# Required task
Review the material line by line. Identify and copy every line that contains the string "longer".

# Extracted information

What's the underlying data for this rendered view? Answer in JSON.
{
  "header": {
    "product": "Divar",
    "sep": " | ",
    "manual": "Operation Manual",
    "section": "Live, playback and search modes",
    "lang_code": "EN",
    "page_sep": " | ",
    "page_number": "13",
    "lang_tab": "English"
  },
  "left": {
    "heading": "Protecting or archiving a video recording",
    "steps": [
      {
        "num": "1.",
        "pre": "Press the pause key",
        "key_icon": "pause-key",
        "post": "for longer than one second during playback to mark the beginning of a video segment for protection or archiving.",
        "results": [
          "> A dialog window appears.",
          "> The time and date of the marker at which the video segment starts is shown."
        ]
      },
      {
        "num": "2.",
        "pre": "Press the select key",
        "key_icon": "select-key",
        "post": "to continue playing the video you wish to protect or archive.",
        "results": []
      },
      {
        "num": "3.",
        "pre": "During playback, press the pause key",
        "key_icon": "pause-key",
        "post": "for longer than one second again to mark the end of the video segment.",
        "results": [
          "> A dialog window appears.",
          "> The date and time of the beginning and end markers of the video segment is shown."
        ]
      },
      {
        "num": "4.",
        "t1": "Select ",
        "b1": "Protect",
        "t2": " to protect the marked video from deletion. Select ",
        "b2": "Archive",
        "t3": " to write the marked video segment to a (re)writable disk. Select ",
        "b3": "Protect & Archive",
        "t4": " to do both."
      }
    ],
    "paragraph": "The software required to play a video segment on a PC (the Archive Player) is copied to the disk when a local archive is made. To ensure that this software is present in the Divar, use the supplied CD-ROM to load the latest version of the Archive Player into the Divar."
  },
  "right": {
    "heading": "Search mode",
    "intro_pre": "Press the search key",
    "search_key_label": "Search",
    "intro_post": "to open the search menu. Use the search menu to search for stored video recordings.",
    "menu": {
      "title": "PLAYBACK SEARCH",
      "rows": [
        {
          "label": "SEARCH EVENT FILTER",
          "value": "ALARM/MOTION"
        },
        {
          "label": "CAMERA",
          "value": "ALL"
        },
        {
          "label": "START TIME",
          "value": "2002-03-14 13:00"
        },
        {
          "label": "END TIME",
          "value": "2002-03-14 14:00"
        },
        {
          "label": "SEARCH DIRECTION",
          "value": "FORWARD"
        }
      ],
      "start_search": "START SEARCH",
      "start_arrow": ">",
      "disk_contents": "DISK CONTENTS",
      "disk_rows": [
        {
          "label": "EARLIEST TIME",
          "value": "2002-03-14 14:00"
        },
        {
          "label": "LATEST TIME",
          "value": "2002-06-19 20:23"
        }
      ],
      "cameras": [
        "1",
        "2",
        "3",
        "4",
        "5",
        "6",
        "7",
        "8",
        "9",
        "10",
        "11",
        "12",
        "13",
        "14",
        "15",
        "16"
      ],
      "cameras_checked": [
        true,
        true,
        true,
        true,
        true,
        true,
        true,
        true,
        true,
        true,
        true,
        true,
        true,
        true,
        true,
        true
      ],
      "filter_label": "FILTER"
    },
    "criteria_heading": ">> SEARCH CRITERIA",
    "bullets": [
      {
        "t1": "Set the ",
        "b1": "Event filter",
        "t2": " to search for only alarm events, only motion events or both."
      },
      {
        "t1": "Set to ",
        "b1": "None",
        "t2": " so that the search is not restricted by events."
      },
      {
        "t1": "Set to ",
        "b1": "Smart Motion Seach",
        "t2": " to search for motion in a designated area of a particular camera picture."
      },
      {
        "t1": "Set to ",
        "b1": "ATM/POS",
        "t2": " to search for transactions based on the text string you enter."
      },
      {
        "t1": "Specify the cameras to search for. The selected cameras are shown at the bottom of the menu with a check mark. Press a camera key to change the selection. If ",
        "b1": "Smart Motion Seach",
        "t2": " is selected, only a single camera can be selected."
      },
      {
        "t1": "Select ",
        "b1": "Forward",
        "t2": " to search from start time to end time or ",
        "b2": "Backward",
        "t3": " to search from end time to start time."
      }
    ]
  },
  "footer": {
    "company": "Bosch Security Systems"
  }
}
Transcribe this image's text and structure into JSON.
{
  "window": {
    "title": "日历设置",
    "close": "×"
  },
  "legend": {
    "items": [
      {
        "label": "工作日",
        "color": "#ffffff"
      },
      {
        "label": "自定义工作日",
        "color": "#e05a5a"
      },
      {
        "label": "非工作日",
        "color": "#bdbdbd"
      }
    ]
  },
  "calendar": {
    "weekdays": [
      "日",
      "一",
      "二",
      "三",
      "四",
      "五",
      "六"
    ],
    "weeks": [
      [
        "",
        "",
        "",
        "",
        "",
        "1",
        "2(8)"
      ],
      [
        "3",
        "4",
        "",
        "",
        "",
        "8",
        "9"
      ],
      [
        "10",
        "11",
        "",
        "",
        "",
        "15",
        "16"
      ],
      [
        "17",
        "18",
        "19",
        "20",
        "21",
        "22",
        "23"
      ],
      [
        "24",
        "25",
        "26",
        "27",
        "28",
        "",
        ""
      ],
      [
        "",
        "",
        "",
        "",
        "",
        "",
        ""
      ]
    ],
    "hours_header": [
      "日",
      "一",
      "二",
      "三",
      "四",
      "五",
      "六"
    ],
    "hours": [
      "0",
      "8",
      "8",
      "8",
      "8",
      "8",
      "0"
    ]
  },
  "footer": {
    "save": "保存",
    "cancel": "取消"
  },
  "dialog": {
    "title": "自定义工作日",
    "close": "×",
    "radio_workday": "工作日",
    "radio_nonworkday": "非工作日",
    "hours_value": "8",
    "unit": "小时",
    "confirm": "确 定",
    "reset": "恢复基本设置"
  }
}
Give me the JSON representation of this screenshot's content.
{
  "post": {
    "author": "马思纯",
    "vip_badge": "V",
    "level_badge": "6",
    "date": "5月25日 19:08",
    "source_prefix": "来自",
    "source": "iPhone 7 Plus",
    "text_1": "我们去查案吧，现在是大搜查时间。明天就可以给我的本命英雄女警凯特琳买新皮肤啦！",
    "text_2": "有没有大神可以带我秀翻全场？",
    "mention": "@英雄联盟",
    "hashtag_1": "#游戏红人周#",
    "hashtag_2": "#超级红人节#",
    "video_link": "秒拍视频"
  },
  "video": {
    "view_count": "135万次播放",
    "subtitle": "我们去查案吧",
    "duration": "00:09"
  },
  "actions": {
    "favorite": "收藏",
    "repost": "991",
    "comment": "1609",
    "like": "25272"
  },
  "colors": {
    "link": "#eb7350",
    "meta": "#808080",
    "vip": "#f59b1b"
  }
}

# Written answer
        "post": "for longer than one second during playback to mark the beginning of a video segment for protection or archiving.",
        "post": "for longer than one second again to mark the end of the video segment.",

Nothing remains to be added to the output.